───── EXERCISE MATERIALS ─────
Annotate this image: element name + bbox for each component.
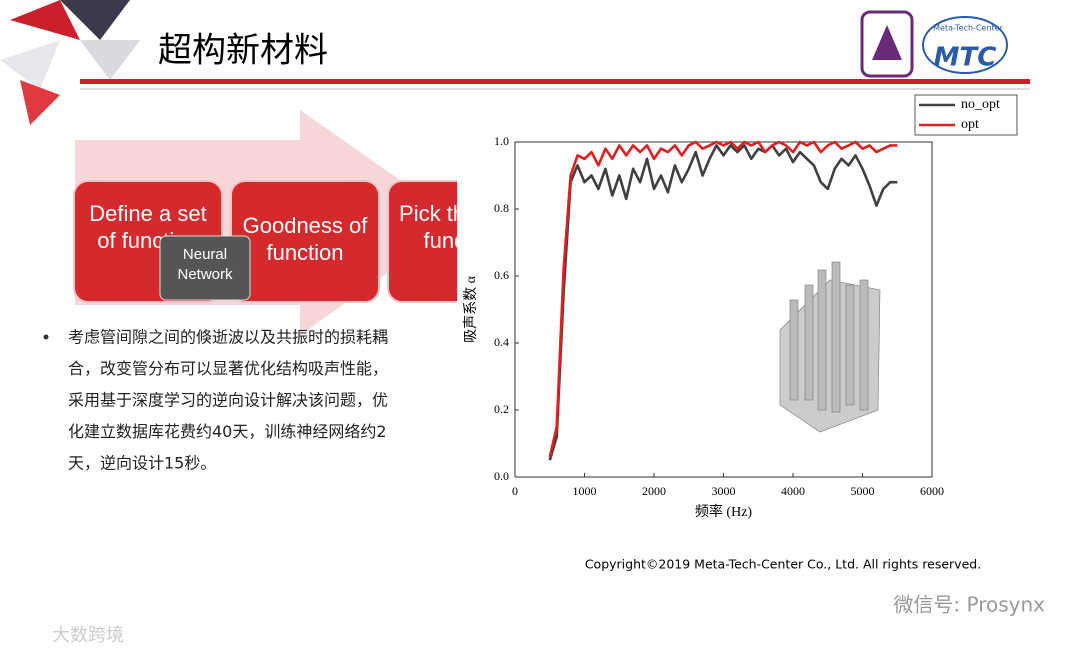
- decor: [20, 80, 60, 125]
- y-tick-label: 0.8: [494, 201, 509, 215]
- legend-box: [914, 94, 1018, 136]
- x-tick-label: 3000: [712, 484, 736, 498]
- overlay-box-label: Neural Network: [177, 246, 233, 283]
- y-tick-label: 0.6: [494, 268, 509, 282]
- bullet-line: 天，逆向设计15秒。: [68, 454, 216, 473]
- x-tick-label: 6000: [920, 484, 944, 498]
- mtc-logo: [922, 16, 1008, 74]
- title-rule: [80, 79, 1030, 84]
- mtc-logo-subtext: Meta-Tech-Center: [933, 24, 1003, 33]
- copyright: Copyright©2019 Meta-Tech-Center Co., Ltd…: [585, 557, 981, 572]
- flow-text: Pick the best function: [399, 201, 525, 253]
- flow-box-label: Goodness of function: [242, 213, 368, 265]
- decor: [60, 0, 130, 40]
- x-tick-label: 5000: [851, 484, 875, 498]
- overlay-box: [159, 235, 251, 301]
- bullet-line: 化建立数据库花费约40天，训练神经网络约2: [68, 422, 387, 441]
- x-tick-label: 0: [512, 484, 518, 498]
- decor: [10, 0, 80, 40]
- legend-label: no_opt: [961, 97, 1000, 112]
- flow-text: Goodness of function: [242, 213, 368, 265]
- x-tick-label: 1000: [573, 484, 597, 498]
- flow-box: [387, 180, 457, 303]
- flow-step: Pick the best function: [387, 180, 525, 303]
- y-tick-label: 0.2: [494, 402, 509, 416]
- bullet-line: 采用基于深度学习的逆向设计解决该问题，优: [68, 391, 388, 410]
- watermark: 微信号: Prosynx: [893, 593, 1045, 617]
- x-axis-label: 频率 (Hz): [695, 503, 752, 520]
- slide-title: 超构新材料: [158, 31, 328, 71]
- flow-box-label: Pick the best function: [399, 201, 525, 253]
- bullet-line: 考虑管间隙之间的倏逝波以及共振时的损耗耦: [68, 328, 388, 347]
- decor: [80, 40, 140, 80]
- overlay-text: Neural Network: [177, 246, 233, 283]
- legend-label: opt: [961, 117, 979, 132]
- bullet-line: 合，改变管分布可以显著优化结构吸声性能，: [68, 359, 388, 378]
- y-tick-label: 0.0: [494, 469, 509, 483]
- series-line: [548, 144, 898, 461]
- university-logo: [872, 25, 902, 60]
- y-tick-label: 1.0: [494, 134, 509, 148]
- y-tick-label: 0.4: [494, 335, 509, 349]
- decor: [0, 40, 60, 90]
- inset-structure: [779, 261, 881, 433]
- bullet-dot: [43, 334, 49, 340]
- watermark: 大数跨境: [52, 625, 124, 646]
- flow-step: Goodness of function: [230, 180, 380, 303]
- y-axis-label: 吸声系数 α: [463, 275, 479, 342]
- x-tick-label: 2000: [642, 484, 666, 498]
- mtc-logo-text: MTC: [934, 43, 997, 73]
- x-tick-label: 4000: [781, 484, 805, 498]
- series-line: [548, 140, 898, 458]
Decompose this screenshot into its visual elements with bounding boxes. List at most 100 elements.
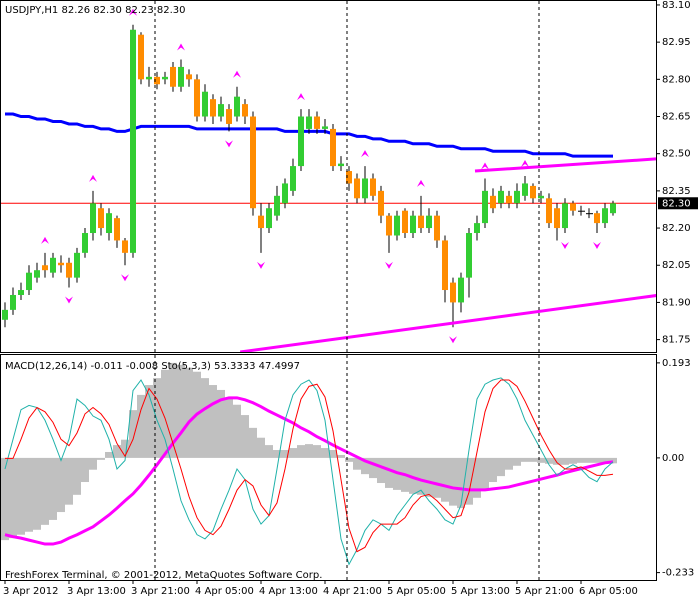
─────
TASK REQUIREMENTS
Please copy out the lines of the records from the line with "- decor: [20, 80, 60, 125]" up to and including the line with "- y-tick-label: 0.6: [494, 268, 509, 282]", with no change to them.

RESPONSE FOR THIS EXERCISE
- decor: [20, 80, 60, 125]
- y-tick-label: 0.8: [494, 201, 509, 215]
- legend-box: [914, 94, 1018, 136]
- x-tick-label: 3000: [712, 484, 736, 498]
- overlay-box-label: Neural Network: [177, 246, 233, 283]
- y-tick-label: 0.6: [494, 268, 509, 282]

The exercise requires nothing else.